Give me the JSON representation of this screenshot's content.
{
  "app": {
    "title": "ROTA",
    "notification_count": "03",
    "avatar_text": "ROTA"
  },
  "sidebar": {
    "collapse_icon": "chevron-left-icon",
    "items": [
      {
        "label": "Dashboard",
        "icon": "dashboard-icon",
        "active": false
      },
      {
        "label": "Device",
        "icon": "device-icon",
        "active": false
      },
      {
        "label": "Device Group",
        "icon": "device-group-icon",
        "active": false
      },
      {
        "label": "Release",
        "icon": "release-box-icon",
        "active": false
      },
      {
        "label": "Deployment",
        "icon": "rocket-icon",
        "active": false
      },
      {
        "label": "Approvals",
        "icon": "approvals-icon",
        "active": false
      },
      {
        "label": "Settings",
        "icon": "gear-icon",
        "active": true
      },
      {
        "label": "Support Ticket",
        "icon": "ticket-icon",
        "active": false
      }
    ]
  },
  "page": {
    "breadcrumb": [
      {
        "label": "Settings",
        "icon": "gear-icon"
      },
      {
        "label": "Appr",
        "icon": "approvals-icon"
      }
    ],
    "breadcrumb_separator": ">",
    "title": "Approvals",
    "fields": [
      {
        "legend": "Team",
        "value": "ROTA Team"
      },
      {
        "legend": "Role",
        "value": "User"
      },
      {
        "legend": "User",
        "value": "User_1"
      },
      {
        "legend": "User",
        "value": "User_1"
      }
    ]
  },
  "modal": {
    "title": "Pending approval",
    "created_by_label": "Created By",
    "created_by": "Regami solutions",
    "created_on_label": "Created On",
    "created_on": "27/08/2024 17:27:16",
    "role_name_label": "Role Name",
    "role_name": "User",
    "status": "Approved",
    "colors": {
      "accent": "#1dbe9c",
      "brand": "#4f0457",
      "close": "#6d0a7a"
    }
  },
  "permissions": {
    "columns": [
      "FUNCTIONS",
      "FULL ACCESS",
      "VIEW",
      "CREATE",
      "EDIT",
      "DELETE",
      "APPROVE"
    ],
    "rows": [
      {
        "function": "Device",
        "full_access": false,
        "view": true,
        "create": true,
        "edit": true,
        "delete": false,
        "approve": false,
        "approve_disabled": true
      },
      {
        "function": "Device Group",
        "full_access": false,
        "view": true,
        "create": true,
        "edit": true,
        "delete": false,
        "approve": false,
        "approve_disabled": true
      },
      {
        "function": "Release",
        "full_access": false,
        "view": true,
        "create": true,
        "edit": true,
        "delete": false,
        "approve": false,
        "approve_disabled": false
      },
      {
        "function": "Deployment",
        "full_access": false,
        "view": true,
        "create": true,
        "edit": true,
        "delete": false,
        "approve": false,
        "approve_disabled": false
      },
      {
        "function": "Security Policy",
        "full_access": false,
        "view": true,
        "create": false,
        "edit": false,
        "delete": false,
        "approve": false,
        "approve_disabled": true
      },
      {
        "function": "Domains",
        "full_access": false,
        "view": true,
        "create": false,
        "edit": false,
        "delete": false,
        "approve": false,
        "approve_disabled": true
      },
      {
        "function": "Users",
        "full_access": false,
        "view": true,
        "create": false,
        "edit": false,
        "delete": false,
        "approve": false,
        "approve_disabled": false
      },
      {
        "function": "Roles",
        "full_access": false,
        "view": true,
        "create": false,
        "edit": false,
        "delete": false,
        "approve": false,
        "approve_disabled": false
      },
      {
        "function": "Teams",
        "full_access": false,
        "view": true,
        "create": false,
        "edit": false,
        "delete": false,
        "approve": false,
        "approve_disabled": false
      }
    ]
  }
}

Short problem:
Exactly as shown, repeat every record.

Solution:
Give me the JSON representation of this screenshot's content.
{
  "app": {
    "title": "ROTA",
    "notification_count": "03",
    "avatar_text": "ROTA"
  },
  "sidebar": {
    "collapse_icon": "chevron-left-icon",
    "items": [
      {
        "label": "Dashboard",
        "icon": "dashboard-icon",
        "active": false
      },
      {
        "label": "Device",
        "icon": "device-icon",
        "active": false
      },
      {
        "label": "Device Group",
        "icon": "device-group-icon",
        "active": false
      },
      {
        "label": "Release",
        "icon": "release-box-icon",
        "active": false
      },
      {
        "label": "Deployment",
        "icon": "rocket-icon",
        "active": false
      },
      {
        "label": "Approvals",
        "icon": "approvals-icon",
        "active": false
      },
      {
        "label": "Settings",
        "icon": "gear-icon",
        "active": true
      },
      {
        "label": "Support Ticket",
        "icon": "ticket-icon",
        "active": false
      }
    ]
  },
  "page": {
    "breadcrumb": [
      {
        "label": "Settings",
        "icon": "gear-icon"
      },
      {
        "label": "Appr",
        "icon": "approvals-icon"
      }
    ],
    "breadcrumb_separator": ">",
    "title": "Approvals",
    "fields": [
      {
        "legend": "Team",
        "value": "ROTA Team"
      },
      {
        "legend": "Role",
        "value": "User"
      },
      {
        "legend": "User",
        "value": "User_1"
      },
      {
        "legend": "User",
        "value": "User_1"
      }
    ]
  },
  "modal": {
    "title": "Pending approval",
    "created_by_label": "Created By",
    "created_by": "Regami solutions",
    "created_on_label": "Created On",
    "created_on": "27/08/2024 17:27:16",
    "role_name_label": "Role Name",
    "role_name": "User",
    "status": "Approved",
    "colors": {
      "accent": "#1dbe9c",
      "brand": "#4f0457",
      "close": "#6d0a7a"
    }
  },
  "permissions": {
    "columns": [
      "FUNCTIONS",
      "FULL ACCESS",
      "VIEW",
      "CREATE",
      "EDIT",
      "DELETE",
      "APPROVE"
    ],
    "rows": [
      {
        "function": "Device",
        "full_access": false,
        "view": true,
        "create": true,
        "edit": true,
        "delete": false,
        "approve": false,
        "approve_disabled": true
      },
      {
        "function": "Device Group",
        "full_access": false,
        "view": true,
        "create": true,
        "edit": true,
        "delete": false,
        "approve": false,
        "approve_disabled": true
      },
      {
        "function": "Release",
        "full_access": false,
        "view": true,
        "create": true,
        "edit": true,
        "delete": false,
        "approve": false,
        "approve_disabled": false
      },
      {
        "function": "Deployment",
        "full_access": false,
        "view": true,
        "create": true,
        "edit": true,
        "delete": false,
        "approve": false,
        "approve_disabled": false
      },
      {
        "function": "Security Policy",
        "full_access": false,
        "view": true,
        "create": false,
        "edit": false,
        "delete": false,
        "approve": false,
        "approve_disabled": true
      },
      {
        "function": "Domains",
        "full_access": false,
        "view": true,
        "create": false,
        "edit": false,
        "delete": false,
        "approve": false,
        "approve_disabled": true
      },
      {
        "function": "Users",
        "full_access": false,
        "view": true,
        "create": false,
        "edit": false,
        "delete": false,
        "approve": false,
        "approve_disabled": false
      },
      {
        "function": "Roles",
        "full_access": false,
        "view": true,
        "create": false,
        "edit": false,
        "delete": false,
        "approve": false,
        "approve_disabled": false
      },
      {
        "function": "Teams",
        "full_access": false,
        "view": true,
        "create": false,
        "edit": false,
        "delete": false,
        "approve": false,
        "approve_disabled": false
      }
    ]
  }
}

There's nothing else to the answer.